Saved data entries
====

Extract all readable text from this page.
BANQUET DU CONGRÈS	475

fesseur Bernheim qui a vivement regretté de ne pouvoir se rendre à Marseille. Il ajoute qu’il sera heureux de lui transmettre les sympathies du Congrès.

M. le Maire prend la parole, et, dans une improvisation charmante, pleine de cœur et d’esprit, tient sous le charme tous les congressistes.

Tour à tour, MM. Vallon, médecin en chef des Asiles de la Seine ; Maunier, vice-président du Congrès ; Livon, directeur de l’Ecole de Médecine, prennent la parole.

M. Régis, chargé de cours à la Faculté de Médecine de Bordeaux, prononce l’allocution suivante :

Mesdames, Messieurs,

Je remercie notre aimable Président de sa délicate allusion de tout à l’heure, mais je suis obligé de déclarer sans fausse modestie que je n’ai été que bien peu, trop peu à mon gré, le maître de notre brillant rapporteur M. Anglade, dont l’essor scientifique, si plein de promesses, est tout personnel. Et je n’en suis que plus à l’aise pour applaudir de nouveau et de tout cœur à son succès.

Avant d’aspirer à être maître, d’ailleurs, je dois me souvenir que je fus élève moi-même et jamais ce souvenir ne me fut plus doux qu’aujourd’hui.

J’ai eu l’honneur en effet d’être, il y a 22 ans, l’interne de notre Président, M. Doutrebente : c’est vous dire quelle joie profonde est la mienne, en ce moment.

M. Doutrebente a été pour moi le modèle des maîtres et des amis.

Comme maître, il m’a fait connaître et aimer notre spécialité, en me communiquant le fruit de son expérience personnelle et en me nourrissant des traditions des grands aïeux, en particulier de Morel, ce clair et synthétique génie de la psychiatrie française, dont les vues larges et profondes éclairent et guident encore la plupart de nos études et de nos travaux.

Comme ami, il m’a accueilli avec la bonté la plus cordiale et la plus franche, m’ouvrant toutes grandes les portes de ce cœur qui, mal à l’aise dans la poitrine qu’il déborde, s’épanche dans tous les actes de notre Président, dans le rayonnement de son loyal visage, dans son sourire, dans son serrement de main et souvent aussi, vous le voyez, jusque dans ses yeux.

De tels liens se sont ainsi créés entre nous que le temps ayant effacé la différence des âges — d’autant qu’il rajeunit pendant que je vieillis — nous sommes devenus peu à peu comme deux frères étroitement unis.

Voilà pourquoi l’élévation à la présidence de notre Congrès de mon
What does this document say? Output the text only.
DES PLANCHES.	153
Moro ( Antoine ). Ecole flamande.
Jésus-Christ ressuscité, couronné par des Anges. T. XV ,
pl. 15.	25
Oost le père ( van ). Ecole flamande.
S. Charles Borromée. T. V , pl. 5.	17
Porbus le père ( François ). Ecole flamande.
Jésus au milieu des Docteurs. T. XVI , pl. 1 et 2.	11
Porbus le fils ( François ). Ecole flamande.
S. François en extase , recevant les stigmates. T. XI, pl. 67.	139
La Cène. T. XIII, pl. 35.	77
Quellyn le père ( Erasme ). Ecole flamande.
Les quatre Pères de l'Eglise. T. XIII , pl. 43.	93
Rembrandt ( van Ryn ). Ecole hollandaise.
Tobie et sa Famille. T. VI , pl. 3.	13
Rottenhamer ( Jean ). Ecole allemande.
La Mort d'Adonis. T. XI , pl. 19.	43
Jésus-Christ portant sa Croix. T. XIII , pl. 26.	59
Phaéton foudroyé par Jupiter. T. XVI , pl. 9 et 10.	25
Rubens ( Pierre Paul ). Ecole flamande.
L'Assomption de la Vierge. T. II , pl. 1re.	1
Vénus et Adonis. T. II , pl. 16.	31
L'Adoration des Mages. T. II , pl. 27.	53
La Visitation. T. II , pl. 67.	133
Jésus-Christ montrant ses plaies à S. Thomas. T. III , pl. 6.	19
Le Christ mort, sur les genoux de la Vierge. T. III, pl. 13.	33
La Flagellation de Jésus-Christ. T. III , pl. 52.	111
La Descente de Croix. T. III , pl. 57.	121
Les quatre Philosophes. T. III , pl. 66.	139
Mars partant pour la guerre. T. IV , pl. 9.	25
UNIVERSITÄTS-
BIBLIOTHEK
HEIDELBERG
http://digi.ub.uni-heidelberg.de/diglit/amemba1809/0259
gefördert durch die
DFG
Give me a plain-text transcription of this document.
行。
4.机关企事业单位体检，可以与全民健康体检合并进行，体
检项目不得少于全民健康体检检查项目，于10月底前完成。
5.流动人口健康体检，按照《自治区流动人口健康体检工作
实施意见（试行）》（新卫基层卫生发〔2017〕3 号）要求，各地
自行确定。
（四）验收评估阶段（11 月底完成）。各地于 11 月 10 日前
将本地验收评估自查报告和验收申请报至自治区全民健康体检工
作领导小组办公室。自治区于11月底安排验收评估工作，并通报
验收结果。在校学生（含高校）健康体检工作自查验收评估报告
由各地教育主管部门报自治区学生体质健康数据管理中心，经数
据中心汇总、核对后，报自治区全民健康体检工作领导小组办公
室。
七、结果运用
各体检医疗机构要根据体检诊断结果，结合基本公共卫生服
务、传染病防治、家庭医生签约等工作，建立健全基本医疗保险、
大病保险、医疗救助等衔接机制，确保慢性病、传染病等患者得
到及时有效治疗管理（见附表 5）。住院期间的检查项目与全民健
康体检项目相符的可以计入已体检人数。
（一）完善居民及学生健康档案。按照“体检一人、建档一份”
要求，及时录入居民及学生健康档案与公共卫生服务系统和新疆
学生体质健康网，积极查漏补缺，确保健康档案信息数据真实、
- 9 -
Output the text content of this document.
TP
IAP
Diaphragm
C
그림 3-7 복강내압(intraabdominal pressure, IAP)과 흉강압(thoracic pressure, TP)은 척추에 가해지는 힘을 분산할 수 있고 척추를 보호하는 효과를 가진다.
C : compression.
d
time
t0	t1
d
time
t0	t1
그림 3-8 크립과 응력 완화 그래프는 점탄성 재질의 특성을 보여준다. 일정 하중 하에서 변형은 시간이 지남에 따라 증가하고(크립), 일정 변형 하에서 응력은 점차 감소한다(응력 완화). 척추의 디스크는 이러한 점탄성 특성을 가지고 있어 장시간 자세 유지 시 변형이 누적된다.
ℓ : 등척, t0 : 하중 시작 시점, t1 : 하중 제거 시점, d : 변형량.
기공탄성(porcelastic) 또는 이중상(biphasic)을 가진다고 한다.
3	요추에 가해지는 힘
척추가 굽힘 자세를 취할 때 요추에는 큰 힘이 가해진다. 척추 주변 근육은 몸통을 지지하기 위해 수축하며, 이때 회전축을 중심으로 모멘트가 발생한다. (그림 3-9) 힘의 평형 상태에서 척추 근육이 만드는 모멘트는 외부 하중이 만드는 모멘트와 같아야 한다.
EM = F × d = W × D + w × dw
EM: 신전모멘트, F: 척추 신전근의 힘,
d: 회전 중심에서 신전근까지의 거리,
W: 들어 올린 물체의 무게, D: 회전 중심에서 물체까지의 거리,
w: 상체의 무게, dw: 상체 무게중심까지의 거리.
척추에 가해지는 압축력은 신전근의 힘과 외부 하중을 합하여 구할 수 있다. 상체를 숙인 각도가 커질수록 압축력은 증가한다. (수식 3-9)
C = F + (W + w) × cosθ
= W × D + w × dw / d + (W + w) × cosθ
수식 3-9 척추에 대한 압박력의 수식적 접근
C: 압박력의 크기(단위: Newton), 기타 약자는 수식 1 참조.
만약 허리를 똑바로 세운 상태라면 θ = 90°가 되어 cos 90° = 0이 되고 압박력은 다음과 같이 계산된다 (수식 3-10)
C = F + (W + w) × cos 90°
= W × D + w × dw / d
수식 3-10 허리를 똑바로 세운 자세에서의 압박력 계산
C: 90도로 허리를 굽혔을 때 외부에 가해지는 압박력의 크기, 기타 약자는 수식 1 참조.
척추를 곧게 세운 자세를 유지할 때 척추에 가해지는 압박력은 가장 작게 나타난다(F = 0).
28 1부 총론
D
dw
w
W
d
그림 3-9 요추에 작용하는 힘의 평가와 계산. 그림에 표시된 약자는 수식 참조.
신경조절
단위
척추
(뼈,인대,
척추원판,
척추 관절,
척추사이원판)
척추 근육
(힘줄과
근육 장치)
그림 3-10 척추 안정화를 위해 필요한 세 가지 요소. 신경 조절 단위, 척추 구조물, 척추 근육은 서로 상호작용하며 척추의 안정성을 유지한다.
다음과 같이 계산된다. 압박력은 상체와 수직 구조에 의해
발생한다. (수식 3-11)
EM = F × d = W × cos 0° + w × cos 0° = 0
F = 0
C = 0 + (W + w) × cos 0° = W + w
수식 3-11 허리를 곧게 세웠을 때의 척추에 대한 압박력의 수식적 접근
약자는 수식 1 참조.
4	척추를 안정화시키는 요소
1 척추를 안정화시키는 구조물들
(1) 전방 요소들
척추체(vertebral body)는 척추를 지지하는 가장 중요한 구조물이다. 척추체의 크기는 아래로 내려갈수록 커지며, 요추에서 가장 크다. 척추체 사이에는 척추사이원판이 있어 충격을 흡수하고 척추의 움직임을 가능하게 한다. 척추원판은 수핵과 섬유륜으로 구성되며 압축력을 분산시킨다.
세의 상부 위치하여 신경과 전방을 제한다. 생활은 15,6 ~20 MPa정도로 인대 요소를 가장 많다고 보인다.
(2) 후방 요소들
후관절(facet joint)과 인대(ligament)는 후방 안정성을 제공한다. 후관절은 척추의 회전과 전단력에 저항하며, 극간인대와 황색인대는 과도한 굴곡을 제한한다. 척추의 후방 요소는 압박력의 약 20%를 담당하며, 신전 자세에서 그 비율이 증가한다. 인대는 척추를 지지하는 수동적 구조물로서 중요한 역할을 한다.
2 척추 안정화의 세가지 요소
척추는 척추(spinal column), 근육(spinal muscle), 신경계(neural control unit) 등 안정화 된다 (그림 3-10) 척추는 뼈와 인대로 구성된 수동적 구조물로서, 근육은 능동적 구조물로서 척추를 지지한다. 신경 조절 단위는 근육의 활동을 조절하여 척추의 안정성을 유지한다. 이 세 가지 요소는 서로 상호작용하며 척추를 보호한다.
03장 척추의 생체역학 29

====

Task:
Set out every line from the material that contains the string "Médecine".

Response to the task:
Tour à tour, MM. Vallon, médecin en chef des Asiles de la Seine ; Maunier, vice-président du Congrès ; Livon, directeur de l’Ecole de Médecine, prennent la parole.
M. Régis, chargé de cours à la Faculté de Médecine de Bordeaux, prononce l’allocution suivante :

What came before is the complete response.